Exercise directions
Find each line containing the string "Monk". Copy it.

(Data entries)

-- Start --

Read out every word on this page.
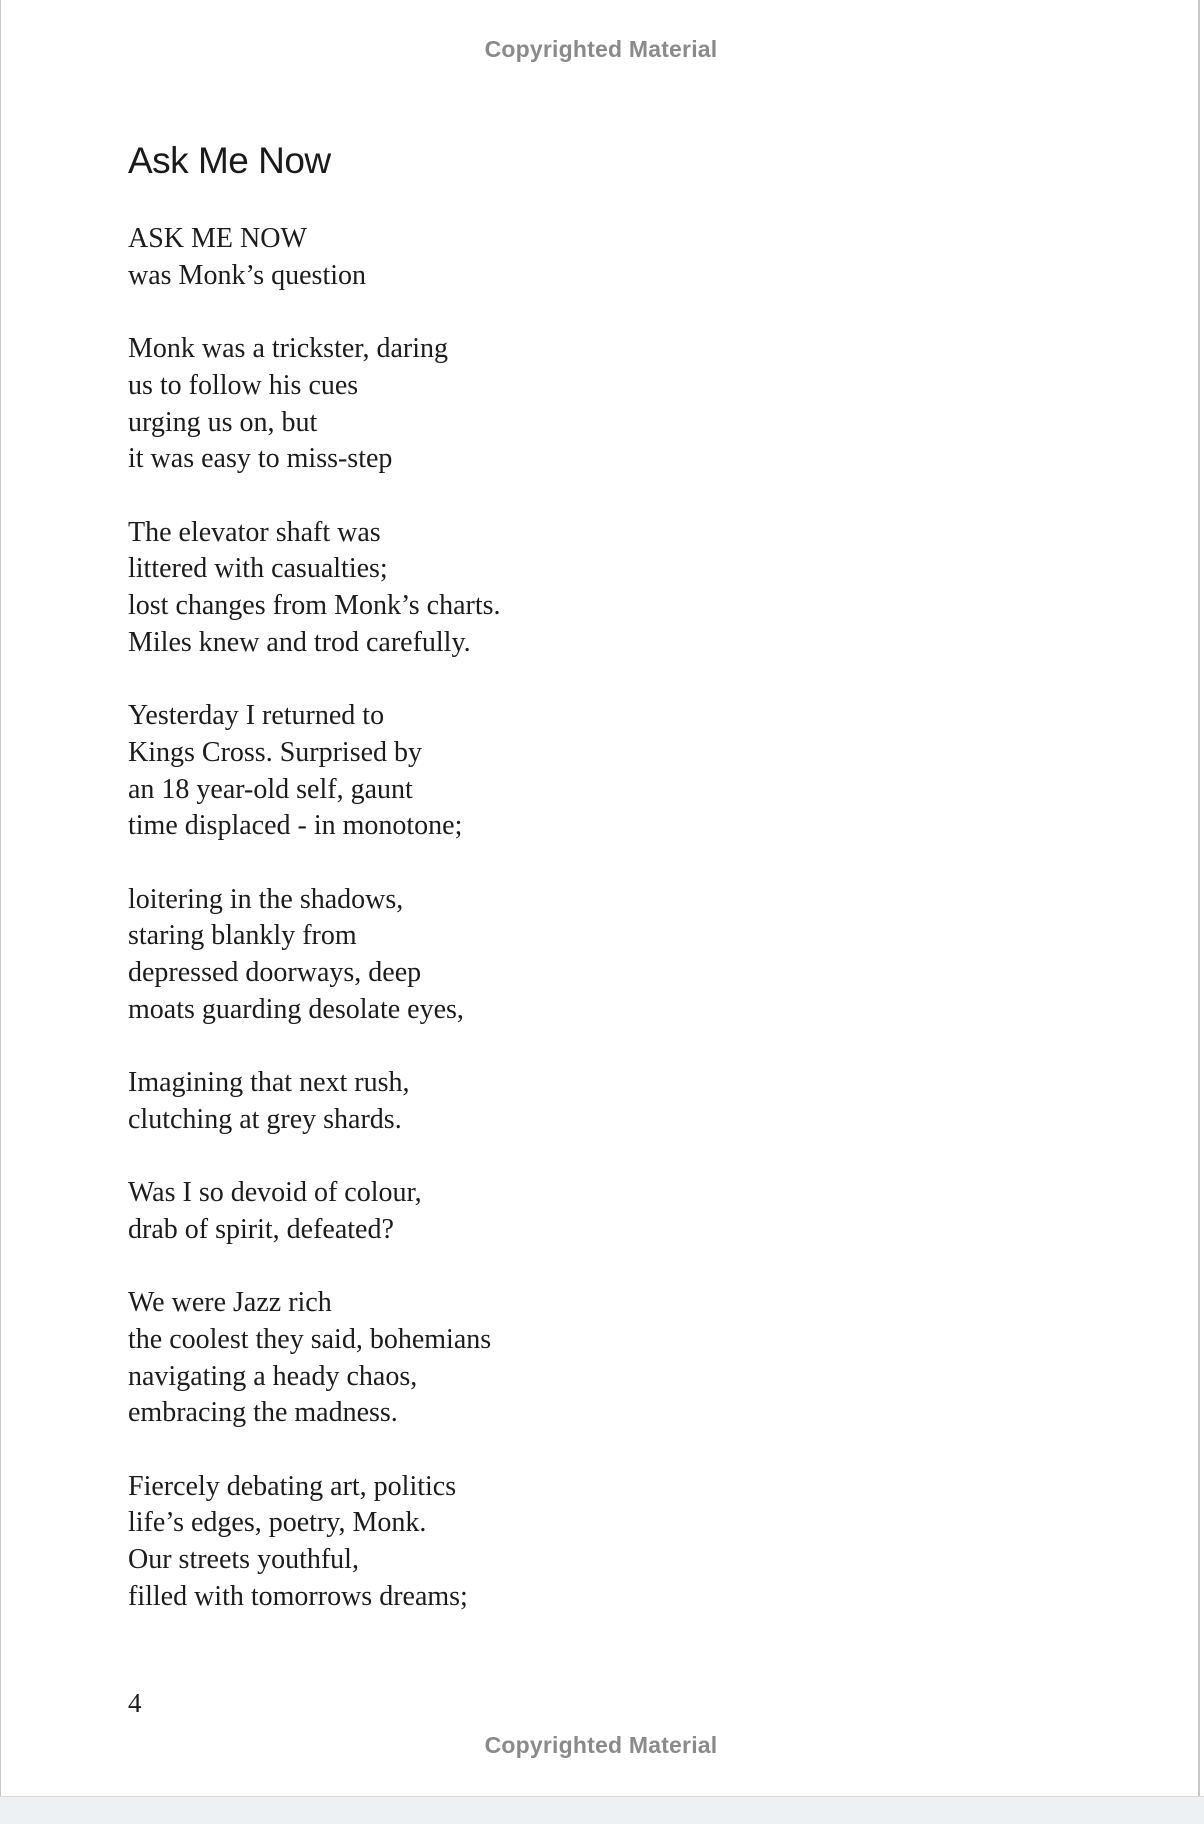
Copyrighted Material
Ask Me Now
ASK ME NOW
was Monk’s question
Monk was a trickster, daring
us to follow his cues
urging us on, but
it was easy to miss-step
The elevator shaft was
littered with casualties;
lost changes from Monk’s charts.
Miles knew and trod carefully.
Yesterday I returned to
Kings Cross. Surprised by
an 18 year-old self, gaunt
time displaced - in monotone;
loitering in the shadows,
staring blankly from
depressed doorways, deep
moats guarding desolate eyes,
Imagining that next rush,
clutching at grey shards.
Was I so devoid of colour,
drab of spirit, defeated?
We were Jazz rich
the coolest they said, bohemians
navigating a heady chaos,
embracing the madness.
Fiercely debating art, politics
life’s edges, poetry, Monk.
Our streets youthful,
filled with tomorrows dreams;
4
Copyrighted Material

-- End --

Solution to the exercise
was Monk’s question
Monk was a trickster, daring
lost changes from Monk’s charts.
life’s edges, poetry, Monk.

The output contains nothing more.